■ Task description ■
Repeat exactly, and only, the lines from the one holding "Serialize everything readable" through the last line of the records below.

■ Supplied records ■
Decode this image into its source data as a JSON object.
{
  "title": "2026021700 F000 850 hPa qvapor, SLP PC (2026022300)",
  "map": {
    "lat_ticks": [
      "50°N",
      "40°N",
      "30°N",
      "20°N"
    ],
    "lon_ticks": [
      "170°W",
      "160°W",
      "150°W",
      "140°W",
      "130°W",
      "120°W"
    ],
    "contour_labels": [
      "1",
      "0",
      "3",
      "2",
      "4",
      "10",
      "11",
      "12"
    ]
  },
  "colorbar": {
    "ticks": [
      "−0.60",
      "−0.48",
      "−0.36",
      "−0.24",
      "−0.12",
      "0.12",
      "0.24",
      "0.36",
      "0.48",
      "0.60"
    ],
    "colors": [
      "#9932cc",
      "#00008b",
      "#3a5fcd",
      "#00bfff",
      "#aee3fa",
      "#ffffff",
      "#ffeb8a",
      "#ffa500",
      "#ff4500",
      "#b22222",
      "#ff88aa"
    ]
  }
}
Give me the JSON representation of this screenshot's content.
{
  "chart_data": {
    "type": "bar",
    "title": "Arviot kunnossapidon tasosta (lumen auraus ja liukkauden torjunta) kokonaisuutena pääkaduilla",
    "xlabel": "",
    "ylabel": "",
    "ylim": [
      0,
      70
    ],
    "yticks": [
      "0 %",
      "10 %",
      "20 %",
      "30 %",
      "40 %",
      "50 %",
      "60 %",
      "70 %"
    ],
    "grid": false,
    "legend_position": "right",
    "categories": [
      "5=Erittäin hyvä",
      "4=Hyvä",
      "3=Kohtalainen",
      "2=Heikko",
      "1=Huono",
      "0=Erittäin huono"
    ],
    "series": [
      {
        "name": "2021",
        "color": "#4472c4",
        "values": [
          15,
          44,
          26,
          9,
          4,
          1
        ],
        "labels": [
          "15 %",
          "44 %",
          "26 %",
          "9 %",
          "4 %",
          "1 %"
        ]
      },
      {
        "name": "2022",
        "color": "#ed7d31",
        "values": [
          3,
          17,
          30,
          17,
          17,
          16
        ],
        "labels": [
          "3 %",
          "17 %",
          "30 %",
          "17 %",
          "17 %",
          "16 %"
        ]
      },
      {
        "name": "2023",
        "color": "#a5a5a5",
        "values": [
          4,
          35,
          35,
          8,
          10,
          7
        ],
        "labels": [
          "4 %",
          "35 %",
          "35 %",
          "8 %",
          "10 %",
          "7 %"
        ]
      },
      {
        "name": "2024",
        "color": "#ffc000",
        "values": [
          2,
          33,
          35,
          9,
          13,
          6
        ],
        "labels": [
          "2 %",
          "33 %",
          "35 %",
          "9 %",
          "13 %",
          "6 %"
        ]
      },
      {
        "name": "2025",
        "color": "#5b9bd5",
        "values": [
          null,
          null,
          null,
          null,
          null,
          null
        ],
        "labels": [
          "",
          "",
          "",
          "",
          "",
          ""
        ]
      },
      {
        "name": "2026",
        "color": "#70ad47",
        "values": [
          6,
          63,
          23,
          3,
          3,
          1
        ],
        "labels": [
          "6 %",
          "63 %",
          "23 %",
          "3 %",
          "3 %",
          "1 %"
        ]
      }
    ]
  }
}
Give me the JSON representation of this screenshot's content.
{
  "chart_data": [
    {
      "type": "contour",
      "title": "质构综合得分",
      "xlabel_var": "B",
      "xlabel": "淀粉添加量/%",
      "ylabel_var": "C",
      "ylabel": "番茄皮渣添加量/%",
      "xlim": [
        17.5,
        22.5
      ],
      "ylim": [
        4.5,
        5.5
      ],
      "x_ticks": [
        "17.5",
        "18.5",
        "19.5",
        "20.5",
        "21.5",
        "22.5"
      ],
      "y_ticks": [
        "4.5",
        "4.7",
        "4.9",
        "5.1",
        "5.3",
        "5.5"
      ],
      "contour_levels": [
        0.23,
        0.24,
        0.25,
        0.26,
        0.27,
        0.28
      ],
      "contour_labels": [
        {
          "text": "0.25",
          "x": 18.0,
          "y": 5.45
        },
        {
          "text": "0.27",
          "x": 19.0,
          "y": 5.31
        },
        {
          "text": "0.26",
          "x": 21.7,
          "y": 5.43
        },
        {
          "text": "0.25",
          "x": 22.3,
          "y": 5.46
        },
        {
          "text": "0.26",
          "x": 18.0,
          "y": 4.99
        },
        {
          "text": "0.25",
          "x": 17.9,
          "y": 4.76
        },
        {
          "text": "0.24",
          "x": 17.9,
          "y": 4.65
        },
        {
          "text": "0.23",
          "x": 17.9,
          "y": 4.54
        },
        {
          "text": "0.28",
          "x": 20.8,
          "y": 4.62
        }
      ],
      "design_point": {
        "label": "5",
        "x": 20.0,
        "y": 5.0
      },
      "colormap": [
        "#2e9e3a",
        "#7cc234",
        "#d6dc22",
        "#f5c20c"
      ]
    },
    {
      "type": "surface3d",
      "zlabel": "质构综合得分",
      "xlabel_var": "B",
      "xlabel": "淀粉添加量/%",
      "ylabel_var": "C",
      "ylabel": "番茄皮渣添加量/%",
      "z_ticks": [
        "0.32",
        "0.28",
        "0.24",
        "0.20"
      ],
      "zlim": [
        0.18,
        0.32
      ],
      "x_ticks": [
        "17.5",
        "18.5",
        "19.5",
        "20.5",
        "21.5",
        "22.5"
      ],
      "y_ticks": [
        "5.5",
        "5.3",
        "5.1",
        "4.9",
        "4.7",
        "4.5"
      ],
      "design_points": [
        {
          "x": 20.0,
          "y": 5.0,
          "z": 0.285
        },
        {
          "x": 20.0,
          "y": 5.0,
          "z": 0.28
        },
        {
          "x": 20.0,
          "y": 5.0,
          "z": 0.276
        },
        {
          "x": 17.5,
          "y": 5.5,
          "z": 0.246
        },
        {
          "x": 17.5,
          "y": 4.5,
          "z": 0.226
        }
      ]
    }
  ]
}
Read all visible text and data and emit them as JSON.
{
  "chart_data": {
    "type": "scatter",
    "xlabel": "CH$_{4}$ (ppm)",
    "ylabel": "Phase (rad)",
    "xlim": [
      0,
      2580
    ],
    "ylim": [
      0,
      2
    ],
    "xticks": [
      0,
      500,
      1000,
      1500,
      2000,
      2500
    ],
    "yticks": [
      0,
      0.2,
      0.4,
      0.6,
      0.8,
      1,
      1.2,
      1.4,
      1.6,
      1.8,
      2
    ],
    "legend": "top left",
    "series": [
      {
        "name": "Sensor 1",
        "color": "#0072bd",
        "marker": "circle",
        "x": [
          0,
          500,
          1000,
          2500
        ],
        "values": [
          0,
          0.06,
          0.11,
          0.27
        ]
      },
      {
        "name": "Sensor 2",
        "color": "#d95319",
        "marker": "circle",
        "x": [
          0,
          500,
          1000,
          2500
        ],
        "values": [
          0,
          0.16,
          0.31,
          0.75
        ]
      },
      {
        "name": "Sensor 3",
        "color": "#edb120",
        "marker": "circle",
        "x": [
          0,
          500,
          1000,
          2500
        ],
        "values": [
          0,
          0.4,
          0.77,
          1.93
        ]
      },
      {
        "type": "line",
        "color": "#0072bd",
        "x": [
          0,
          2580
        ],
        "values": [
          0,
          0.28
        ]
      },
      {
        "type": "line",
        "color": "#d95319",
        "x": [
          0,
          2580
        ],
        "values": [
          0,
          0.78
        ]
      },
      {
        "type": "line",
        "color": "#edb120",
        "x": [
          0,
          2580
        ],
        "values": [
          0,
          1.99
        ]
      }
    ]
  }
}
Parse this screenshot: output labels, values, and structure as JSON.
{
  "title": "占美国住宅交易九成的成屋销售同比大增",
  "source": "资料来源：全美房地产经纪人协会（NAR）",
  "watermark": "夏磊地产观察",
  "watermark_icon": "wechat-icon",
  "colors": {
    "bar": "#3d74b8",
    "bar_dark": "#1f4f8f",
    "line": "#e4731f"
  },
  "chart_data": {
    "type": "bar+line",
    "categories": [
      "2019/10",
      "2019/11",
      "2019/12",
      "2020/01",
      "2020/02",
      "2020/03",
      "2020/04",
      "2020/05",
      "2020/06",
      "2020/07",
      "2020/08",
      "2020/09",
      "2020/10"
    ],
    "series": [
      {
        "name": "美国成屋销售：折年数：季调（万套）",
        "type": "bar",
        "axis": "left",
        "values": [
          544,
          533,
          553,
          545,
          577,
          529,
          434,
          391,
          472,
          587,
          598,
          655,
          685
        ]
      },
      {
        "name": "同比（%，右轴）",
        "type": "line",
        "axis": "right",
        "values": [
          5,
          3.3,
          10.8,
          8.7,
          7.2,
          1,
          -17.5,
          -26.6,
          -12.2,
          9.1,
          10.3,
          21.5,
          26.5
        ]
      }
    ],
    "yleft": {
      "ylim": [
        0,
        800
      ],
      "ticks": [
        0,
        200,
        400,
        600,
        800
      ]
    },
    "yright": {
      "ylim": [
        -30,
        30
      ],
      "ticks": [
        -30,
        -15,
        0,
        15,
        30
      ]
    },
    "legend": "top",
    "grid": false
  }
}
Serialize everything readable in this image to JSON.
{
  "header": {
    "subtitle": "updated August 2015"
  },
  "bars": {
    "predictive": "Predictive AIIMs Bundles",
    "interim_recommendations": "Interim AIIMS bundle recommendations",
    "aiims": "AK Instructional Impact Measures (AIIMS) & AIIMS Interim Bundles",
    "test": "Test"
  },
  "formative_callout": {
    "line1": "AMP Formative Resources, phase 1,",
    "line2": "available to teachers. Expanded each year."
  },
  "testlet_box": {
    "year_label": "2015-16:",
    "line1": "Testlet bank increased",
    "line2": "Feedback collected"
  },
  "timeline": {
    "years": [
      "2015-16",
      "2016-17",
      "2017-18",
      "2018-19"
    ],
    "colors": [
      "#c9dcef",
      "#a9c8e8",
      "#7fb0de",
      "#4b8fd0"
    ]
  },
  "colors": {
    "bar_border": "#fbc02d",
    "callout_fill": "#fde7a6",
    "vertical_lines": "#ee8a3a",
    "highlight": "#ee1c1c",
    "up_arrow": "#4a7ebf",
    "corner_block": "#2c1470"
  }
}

■ Expected output ■
Serialize everything readable in this image to JSON.
{
  "header": {
    "subtitle": "updated August 2015"
  },
  "bars": {
    "predictive": "Predictive AIIMs Bundles",
    "interim_recommendations": "Interim AIIMS bundle recommendations",
    "aiims": "AK Instructional Impact Measures (AIIMS) & AIIMS Interim Bundles",
    "test": "Test"
  },
  "formative_callout": {
    "line1": "AMP Formative Resources, phase 1,",
    "line2": "available to teachers. Expanded each year."
  },
  "testlet_box": {
    "year_label": "2015-16:",
    "line1": "Testlet bank increased",
    "line2": "Feedback collected"
  },
  "timeline": {
    "years": [
      "2015-16",
      "2016-17",
      "2017-18",
      "2018-19"
    ],
    "colors": [
      "#c9dcef",
      "#a9c8e8",
      "#7fb0de",
      "#4b8fd0"
    ]
  },
  "colors": {
    "bar_border": "#fbc02d",
    "callout_fill": "#fde7a6",
    "vertical_lines": "#ee8a3a",
    "highlight": "#ee1c1c",
    "up_arrow": "#4a7ebf",
    "corner_block": "#2c1470"
  }
}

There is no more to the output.